### Extrait du texte
"""

Théâtre
Après
30 ans de pratique et des lauriers, le comédien n’est pas prêt de faire ses
adieux et continue de tracer son sillon depuis Yaoundé.
Ceux qui l’ont récemment
vu sur scène peuvent le confirmer : les années n’ont pas eu raison du
talent de David Noundji. Lui qui prend toujours un grand soin à bien assimiler
son texte et à satisfaire aux désidératas du metteur en scène sans chialer ni
regimber. Avec son dernier mono «Verre cassé», une adaptation de l’œuvre
éponyme et à succès du Congolais Alain Mabanckou mis en scène par sa complice
Louise Belinga sous la bannière de la Compagnie Bena Zingui, David Noundji
s’éclate, au propre comme au figuré, passant des salles plus exiguës comme le
Centre culturel Francis Bebey ou l’Othni aux planches plus réglementaires comme
celle de l’Institut français du Cameroun.
Un numéro dans lequel il
mord à chaque fois comme un gamin une tranche de pastèque. Avec un plaisir qui
n’a d’égal que son amour pour le théâtre et son vœu de ne pas le voir mourir
comme peut le laisser croire la rareté de spectacles de niveau sous le ciel
camerounais. Comment pouvait-il d’ailleurs en être autrement pour ce comédien
qui pratique le théâtre depuis quasiment le berceau et qui est né un 23
décembre ? «Je suis arrivé au théâtre par les récitations, mieux les
récits de Noël, raconte-t-il l’air très sérieux. Du temps de mon enfance, la
naissance de l’enfant Jésus était un moment important dans les villages, un
moment extra où il fallait mettre en scène l’arrivée du fils de Dieu au monde».

"""

### Énoncé 1
Reprenez le passage de l'article sur David Noundji, à partir de « Ceux qui l’ont » et jusqu'à « français du Cameroun. », en substituant « petites » à « exiguës ».
### Énoncé 2
Répondez à ces questions sur l'article consacré à David Noundji :
(a) Qui met en scène « Verre cassé » ?
(b) Quel jour et quel mois le comédien est-il né ?
(c) Par quoi dit-il être arrivé au théâtre ?

### Lignes de données
"""

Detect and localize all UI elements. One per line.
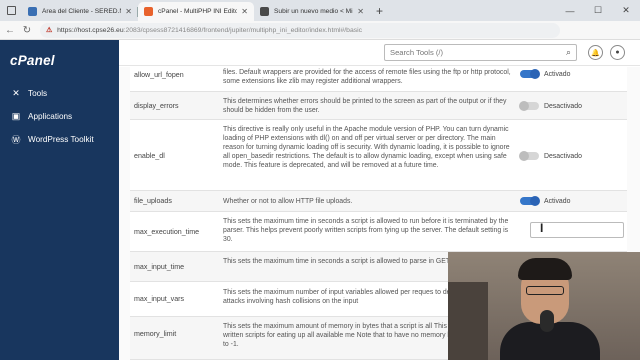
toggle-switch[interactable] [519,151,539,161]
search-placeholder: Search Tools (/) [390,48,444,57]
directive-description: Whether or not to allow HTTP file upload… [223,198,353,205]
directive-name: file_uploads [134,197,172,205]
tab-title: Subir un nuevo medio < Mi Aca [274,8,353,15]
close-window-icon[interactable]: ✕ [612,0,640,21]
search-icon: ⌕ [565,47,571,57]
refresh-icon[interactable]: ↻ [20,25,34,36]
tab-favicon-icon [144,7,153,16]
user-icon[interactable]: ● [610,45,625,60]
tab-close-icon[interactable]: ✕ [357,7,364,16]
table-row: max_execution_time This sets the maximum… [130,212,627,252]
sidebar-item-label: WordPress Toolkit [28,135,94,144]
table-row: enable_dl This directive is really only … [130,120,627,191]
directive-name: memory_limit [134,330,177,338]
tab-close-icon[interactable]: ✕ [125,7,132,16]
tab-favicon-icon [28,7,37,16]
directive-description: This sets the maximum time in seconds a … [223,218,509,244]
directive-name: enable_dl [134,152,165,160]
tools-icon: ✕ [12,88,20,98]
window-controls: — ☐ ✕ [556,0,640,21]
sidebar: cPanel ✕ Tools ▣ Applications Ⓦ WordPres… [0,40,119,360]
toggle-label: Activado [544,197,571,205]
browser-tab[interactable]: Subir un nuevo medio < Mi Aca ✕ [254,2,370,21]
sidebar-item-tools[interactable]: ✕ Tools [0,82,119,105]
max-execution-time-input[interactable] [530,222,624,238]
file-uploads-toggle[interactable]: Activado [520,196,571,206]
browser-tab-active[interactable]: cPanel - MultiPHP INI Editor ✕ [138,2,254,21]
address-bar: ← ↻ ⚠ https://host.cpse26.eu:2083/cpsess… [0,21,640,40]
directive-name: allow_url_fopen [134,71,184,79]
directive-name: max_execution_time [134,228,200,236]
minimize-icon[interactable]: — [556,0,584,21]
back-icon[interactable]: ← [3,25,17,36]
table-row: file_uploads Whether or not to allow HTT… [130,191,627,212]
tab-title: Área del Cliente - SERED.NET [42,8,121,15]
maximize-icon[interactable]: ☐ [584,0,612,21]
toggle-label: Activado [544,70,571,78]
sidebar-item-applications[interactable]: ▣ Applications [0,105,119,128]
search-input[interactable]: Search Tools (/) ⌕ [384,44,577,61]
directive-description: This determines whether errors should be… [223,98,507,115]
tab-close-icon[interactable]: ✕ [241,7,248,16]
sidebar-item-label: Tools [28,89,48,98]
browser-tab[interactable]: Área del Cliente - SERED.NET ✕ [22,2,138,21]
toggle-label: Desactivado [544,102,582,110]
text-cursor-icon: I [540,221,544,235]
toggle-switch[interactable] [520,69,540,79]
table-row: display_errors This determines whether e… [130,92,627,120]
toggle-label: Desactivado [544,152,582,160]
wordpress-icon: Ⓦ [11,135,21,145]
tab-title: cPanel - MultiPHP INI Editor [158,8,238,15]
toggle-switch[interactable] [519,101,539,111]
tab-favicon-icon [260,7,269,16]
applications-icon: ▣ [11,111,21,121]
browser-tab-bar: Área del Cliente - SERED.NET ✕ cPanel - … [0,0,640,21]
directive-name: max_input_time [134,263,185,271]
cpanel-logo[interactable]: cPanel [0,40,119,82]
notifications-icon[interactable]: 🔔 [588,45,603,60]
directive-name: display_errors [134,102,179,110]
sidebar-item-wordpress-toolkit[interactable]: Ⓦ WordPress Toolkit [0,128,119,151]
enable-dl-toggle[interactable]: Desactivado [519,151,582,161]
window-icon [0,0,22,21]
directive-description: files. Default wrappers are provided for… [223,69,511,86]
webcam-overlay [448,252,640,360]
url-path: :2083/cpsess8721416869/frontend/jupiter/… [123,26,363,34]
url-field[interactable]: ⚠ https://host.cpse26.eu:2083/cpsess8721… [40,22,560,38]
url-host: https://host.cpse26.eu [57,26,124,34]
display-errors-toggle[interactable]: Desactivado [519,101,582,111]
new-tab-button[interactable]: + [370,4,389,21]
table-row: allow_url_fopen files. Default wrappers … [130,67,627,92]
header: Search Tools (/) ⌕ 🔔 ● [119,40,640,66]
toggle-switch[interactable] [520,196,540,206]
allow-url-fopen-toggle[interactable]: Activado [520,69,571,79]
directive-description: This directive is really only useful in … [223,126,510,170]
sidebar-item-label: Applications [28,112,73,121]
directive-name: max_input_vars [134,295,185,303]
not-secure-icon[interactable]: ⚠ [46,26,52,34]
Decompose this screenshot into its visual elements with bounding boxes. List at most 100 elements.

"""
"""

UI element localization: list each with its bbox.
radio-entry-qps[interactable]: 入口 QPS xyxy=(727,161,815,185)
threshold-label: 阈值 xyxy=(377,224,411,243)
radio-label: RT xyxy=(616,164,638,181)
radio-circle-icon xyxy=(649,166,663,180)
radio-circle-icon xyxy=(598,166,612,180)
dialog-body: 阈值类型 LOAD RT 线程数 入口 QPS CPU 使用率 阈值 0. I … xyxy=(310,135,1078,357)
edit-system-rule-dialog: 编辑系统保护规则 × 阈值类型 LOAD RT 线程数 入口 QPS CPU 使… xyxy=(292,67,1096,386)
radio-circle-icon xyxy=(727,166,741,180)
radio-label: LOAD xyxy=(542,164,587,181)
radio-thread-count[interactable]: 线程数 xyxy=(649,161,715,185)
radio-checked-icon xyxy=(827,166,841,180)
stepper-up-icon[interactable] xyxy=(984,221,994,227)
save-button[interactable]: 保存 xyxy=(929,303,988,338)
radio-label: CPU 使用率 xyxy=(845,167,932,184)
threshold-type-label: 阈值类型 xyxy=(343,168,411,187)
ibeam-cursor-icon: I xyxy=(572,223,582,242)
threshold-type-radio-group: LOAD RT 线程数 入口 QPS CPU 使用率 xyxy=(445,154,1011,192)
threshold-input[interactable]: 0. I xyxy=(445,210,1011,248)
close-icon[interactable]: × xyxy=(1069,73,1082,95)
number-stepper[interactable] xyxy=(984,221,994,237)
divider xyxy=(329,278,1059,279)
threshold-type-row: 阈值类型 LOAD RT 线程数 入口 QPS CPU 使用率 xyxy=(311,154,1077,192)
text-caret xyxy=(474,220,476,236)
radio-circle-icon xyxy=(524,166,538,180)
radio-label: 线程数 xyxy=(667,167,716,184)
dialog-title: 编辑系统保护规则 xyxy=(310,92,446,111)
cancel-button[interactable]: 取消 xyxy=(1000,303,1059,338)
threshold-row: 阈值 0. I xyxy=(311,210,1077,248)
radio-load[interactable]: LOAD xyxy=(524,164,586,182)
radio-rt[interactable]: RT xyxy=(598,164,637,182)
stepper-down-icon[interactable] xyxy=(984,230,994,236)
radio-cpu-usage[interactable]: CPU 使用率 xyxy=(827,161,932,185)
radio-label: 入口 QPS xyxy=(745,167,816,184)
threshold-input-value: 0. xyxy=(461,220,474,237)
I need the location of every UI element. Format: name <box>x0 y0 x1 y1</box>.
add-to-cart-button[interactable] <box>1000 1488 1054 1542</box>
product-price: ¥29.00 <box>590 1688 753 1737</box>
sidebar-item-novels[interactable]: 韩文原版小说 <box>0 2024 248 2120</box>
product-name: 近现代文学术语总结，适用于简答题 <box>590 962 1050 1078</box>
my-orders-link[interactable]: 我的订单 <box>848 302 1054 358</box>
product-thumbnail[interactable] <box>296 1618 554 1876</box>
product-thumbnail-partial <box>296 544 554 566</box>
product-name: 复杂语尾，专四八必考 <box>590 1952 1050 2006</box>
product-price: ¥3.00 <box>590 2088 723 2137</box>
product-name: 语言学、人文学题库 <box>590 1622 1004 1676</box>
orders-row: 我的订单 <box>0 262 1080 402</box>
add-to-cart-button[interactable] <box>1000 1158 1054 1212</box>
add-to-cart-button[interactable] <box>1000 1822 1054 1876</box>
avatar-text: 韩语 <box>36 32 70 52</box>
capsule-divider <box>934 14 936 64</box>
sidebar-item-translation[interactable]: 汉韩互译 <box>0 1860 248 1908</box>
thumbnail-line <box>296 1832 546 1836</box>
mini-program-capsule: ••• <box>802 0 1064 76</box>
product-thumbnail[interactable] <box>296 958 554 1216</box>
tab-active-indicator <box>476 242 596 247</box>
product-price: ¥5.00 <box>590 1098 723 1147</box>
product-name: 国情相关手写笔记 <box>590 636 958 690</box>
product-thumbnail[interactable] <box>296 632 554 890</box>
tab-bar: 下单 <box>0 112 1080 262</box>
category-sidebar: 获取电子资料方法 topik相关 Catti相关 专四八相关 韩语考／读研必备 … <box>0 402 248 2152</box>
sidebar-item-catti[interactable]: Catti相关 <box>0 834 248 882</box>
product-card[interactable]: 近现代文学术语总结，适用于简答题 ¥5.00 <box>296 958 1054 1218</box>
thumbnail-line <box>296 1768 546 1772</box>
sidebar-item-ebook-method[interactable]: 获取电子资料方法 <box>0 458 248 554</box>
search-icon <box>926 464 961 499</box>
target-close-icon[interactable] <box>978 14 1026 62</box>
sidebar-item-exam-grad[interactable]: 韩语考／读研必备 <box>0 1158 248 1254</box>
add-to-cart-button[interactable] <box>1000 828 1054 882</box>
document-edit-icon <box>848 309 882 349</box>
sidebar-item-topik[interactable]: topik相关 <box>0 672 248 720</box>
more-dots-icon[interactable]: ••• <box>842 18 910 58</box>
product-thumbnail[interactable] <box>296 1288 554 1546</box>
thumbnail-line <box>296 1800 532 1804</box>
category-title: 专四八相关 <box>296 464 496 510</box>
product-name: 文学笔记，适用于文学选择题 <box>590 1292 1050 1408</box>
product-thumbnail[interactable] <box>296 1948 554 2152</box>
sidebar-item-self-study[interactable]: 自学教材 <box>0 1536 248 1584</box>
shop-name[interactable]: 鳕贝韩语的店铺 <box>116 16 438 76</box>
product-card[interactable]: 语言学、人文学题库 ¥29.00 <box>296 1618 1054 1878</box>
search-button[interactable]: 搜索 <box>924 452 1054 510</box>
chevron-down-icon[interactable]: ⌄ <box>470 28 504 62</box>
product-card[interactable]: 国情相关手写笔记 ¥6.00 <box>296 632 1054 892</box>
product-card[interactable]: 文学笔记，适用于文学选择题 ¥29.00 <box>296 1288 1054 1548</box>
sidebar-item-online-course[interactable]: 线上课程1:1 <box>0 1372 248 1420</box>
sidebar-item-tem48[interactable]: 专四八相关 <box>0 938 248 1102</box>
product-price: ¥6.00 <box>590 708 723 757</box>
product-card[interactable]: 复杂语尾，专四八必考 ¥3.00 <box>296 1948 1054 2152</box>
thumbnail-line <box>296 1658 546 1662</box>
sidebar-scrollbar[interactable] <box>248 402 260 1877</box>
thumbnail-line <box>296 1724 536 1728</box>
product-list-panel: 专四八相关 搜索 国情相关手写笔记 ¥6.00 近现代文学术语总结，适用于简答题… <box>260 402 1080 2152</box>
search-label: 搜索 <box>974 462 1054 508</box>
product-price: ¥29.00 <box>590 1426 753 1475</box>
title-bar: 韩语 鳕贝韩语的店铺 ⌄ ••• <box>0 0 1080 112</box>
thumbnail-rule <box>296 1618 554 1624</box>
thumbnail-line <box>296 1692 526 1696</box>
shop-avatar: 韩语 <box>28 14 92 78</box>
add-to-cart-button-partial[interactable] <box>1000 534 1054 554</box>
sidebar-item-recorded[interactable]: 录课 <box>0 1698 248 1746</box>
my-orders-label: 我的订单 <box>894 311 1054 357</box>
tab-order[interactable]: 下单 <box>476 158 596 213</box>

"""

### Réponse 1
Ceux qui l’ont récemment
vu sur scène peuvent le confirmer : les années n’ont pas eu raison du
talent de David Noundji. Lui qui prend toujours un grand soin à bien assimiler
son texte et à satisfaire aux désidératas du metteur en scène sans chialer ni
regimber. Avec son dernier mono «Verre cassé», une adaptation de l’œuvre
éponyme et à succès du Congolais Alain Mabanckou mis en scène par sa complice
Louise Belinga sous la bannière de la Compagnie Bena Zingui, David Noundji
s’éclate, au propre comme au figuré, passant des salles plus petites comme le
Centre culturel Francis Bebey ou l’Othni aux planches plus réglementaires comme
celle de l’Institut français du Cameroun.

### Réponse 2
(a) Louise Belinga, sa complice, sous la bannière de la Compagnie Bena Zingui.
(b) Le 23 décembre.
(c) Par les récitations, et plus précisément par les récits de Noël.